[Start DATA SHOWN]

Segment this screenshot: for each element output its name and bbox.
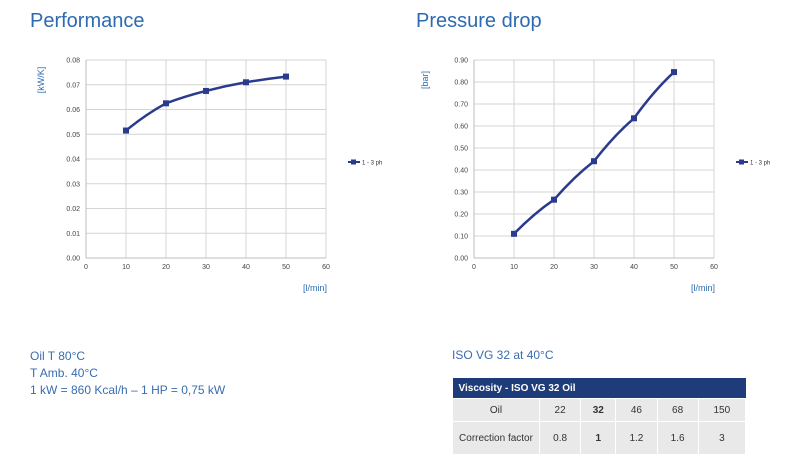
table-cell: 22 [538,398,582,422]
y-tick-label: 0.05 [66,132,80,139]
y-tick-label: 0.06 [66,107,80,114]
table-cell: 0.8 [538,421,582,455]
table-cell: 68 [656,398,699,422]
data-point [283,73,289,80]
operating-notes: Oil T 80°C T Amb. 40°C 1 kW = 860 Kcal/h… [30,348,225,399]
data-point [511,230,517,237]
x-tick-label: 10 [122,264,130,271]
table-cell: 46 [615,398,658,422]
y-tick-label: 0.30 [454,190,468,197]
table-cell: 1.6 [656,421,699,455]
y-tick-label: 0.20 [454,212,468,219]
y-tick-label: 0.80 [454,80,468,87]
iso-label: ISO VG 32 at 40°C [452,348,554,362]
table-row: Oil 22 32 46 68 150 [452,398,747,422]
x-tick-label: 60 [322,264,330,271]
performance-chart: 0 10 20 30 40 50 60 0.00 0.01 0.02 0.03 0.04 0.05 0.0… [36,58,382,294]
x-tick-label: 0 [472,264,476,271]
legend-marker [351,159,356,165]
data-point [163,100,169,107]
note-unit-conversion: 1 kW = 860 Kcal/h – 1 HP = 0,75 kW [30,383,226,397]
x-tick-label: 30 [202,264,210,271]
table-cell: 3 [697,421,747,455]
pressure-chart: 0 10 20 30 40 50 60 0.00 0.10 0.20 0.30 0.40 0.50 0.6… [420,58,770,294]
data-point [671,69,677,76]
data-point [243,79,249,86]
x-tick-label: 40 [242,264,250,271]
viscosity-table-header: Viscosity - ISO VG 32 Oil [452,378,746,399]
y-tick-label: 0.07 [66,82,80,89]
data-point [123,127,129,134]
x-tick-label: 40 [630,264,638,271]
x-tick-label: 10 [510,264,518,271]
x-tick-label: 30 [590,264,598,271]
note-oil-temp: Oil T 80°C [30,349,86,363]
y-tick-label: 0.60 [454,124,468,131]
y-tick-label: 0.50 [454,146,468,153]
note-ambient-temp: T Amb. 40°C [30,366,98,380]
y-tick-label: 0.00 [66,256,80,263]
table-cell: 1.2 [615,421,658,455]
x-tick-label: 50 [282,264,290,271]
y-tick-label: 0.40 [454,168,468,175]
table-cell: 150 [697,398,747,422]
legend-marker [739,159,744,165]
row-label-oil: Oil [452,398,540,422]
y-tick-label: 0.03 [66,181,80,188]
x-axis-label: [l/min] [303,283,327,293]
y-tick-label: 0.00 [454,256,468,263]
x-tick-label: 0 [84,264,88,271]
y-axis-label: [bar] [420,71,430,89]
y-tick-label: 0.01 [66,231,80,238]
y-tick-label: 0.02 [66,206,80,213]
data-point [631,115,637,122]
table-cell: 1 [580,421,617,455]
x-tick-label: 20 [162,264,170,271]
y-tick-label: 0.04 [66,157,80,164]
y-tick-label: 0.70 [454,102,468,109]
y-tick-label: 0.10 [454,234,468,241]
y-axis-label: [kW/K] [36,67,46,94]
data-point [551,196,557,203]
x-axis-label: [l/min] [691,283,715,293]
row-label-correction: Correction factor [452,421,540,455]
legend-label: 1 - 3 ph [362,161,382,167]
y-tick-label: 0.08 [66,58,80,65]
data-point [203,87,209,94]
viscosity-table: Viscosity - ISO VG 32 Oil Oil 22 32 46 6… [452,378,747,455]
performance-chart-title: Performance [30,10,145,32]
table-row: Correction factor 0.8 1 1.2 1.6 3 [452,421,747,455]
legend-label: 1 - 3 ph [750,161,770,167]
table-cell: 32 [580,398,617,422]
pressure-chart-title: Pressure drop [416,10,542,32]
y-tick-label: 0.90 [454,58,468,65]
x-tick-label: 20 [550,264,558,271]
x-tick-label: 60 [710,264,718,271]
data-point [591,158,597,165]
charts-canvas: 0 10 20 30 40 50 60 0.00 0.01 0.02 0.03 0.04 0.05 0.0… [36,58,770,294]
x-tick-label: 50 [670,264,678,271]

[End DATA SHOWN]

→ WRITTEN PROBLEM
Reproduce the entire listing above, substituting "plot-point" for every instance of "data-point" and leaving everything else unchanged. Omit the pictures from the answer.

→ THE RESULT
Segment this screenshot: for each element output its name and bbox.
table-cell: 22 [538,398,582,422]
y-tick-label: 0.05 [66,132,80,139]
y-tick-label: 0.06 [66,107,80,114]
table-cell: 0.8 [538,421,582,455]
table-cell: 68 [656,398,699,422]
plot-point [283,73,289,80]
operating-notes: Oil T 80°C T Amb. 40°C 1 kW = 860 Kcal/h… [30,348,225,399]
plot-point [511,230,517,237]
x-tick-label: 10 [122,264,130,271]
table-cell: 46 [615,398,658,422]
y-tick-label: 0.30 [454,190,468,197]
table-cell: 1.6 [656,421,699,455]
y-tick-label: 0.20 [454,212,468,219]
y-tick-label: 0.80 [454,80,468,87]
iso-label: ISO VG 32 at 40°C [452,348,554,362]
table-row: Oil 22 32 46 68 150 [452,398,747,422]
x-tick-label: 60 [322,264,330,271]
performance-chart: 0 10 20 30 40 50 60 0.00 0.01 0.02 0.03 0.04 0.05 0.0… [36,58,382,294]
x-tick-label: 0 [472,264,476,271]
legend-marker [351,159,356,165]
plot-point [163,100,169,107]
note-unit-conversion: 1 kW = 860 Kcal/h – 1 HP = 0,75 kW [30,383,226,397]
x-tick-label: 30 [202,264,210,271]
table-cell: 3 [697,421,747,455]
pressure-chart: 0 10 20 30 40 50 60 0.00 0.10 0.20 0.30 0.40 0.50 0.6… [420,58,770,294]
plot-point [671,69,677,76]
plot-point [243,79,249,86]
x-tick-label: 40 [242,264,250,271]
viscosity-table-header: Viscosity - ISO VG 32 Oil [452,378,746,399]
y-tick-label: 0.07 [66,82,80,89]
plot-point [123,127,129,134]
x-tick-label: 40 [630,264,638,271]
x-tick-label: 10 [510,264,518,271]
x-tick-label: 30 [590,264,598,271]
note-oil-temp: Oil T 80°C [30,349,86,363]
y-tick-label: 0.60 [454,124,468,131]
y-tick-label: 0.50 [454,146,468,153]
note-ambient-temp: T Amb. 40°C [30,366,98,380]
y-tick-label: 0.00 [66,256,80,263]
table-cell: 1.2 [615,421,658,455]
x-tick-label: 50 [282,264,290,271]
y-tick-label: 0.40 [454,168,468,175]
table-cell: 150 [697,398,747,422]
legend-marker [739,159,744,165]
row-label-oil: Oil [452,398,540,422]
y-tick-label: 0.03 [66,181,80,188]
x-axis-label: [l/min] [303,283,327,293]
y-tick-label: 0.00 [454,256,468,263]
x-tick-label: 0 [84,264,88,271]
y-axis-label: [bar] [420,71,430,89]
y-tick-label: 0.01 [66,231,80,238]
y-tick-label: 0.02 [66,206,80,213]
plot-point [631,115,637,122]
table-cell: 1 [580,421,617,455]
x-tick-label: 20 [162,264,170,271]
y-tick-label: 0.04 [66,157,80,164]
y-tick-label: 0.70 [454,102,468,109]
y-tick-label: 0.10 [454,234,468,241]
y-axis-label: [kW/K] [36,67,46,94]
plot-point [551,196,557,203]
x-axis-label: [l/min] [691,283,715,293]
row-label-correction: Correction factor [452,421,540,455]
legend-label: 1 - 3 ph [362,161,382,167]
y-tick-label: 0.08 [66,58,80,65]
plot-point [203,87,209,94]
viscosity-table: Viscosity - ISO VG 32 Oil Oil 22 32 46 6… [452,378,747,455]
performance-chart-title: Performance [30,10,145,32]
table-row: Correction factor 0.8 1 1.2 1.6 3 [452,421,747,455]
legend-label: 1 - 3 ph [750,161,770,167]
table-cell: 32 [580,398,617,422]
pressure-chart-title: Pressure drop [416,10,542,32]
y-tick-label: 0.90 [454,58,468,65]
x-tick-label: 20 [550,264,558,271]
x-tick-label: 60 [710,264,718,271]
plot-point [591,158,597,165]
charts-canvas: 0 10 20 30 40 50 60 0.00 0.01 0.02 0.03 0.04 0.05 0.0… [36,58,770,294]
x-tick-label: 50 [670,264,678,271]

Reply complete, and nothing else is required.